* **WHAT YOU SHOULD DO**
Make an exact copy of the entries below with the pictures removed.

(Stored entries)
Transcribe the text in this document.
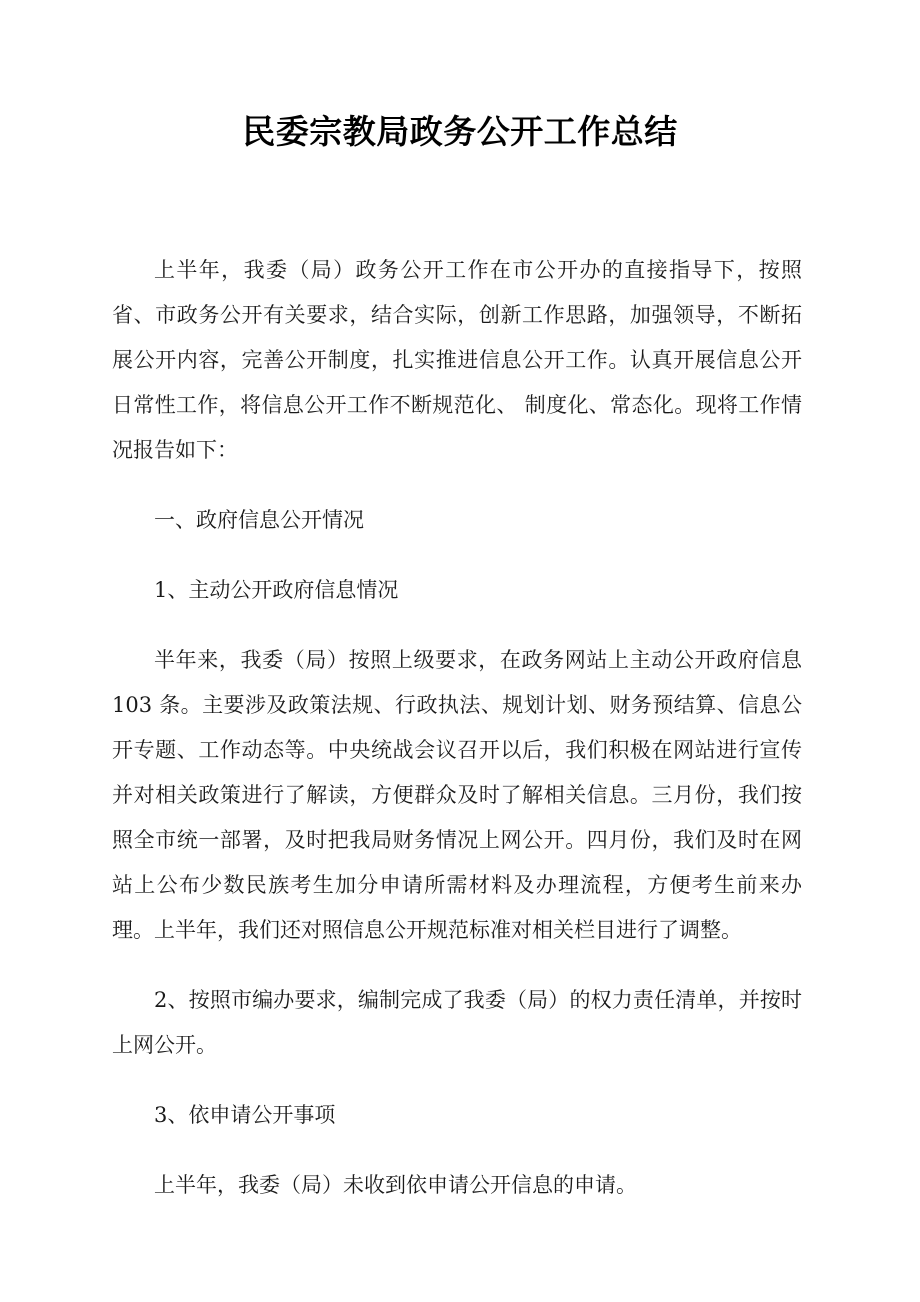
民委宗教局政务公开工作总结

上半年，我委（局）政务公开工作在市公开办的直接指导下，按照省、市政务公开有关要求，结合实际，创新工作思路，加强领导，不断拓展公开内容，完善公开制度，扎实推进信息公开工作。认真开展信息公开日常性工作，将信息公开工作不断规范化、 制度化、常态化。现将工作情况报告如下：

一、政府信息公开情况

1、主动公开政府信息情况

半年来，我委（局）按照上级要求，在政务网站上主动公开政府信息 103 条。主要涉及政策法规、行政执法、规划计划、财务预结算、信息公开专题、工作动态等。中央统战会议召开以后，我们积极在网站进行宣传并对相关政策进行了解读，方便群众及时了解相关信息。三月份，我们按照全市统一部署，及时把我局财务情况上网公开。四月份，我们及时在网站上公布少数民族考生加分申请所需材料及办理流程，方便考生前来办理。上半年，我们还对照信息公开规范标准对相关栏目进行了调整。

2、按照市编办要求，编制完成了我委（局）的权力责任清单，并按时上网公开。

3、依申请公开事项

上半年，我委（局）未收到依申请公开信息的申请。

* **COMPLETE OUTPUT**
Transcribe the text in this document.
民委宗教局政务公开工作总结

上半年，我委（局）政务公开工作在市公开办的直接指导下，按照省、市政务公开有关要求，结合实际，创新工作思路，加强领导，不断拓展公开内容，完善公开制度，扎实推进信息公开工作。认真开展信息公开日常性工作，将信息公开工作不断规范化、 制度化、常态化。现将工作情况报告如下：

一、政府信息公开情况

1、主动公开政府信息情况

半年来，我委（局）按照上级要求，在政务网站上主动公开政府信息 103 条。主要涉及政策法规、行政执法、规划计划、财务预结算、信息公开专题、工作动态等。中央统战会议召开以后，我们积极在网站进行宣传并对相关政策进行了解读，方便群众及时了解相关信息。三月份，我们按照全市统一部署，及时把我局财务情况上网公开。四月份，我们及时在网站上公布少数民族考生加分申请所需材料及办理流程，方便考生前来办理。上半年，我们还对照信息公开规范标准对相关栏目进行了调整。

2、按照市编办要求，编制完成了我委（局）的权力责任清单，并按时上网公开。

3、依申请公开事项

上半年，我委（局）未收到依申请公开信息的申请。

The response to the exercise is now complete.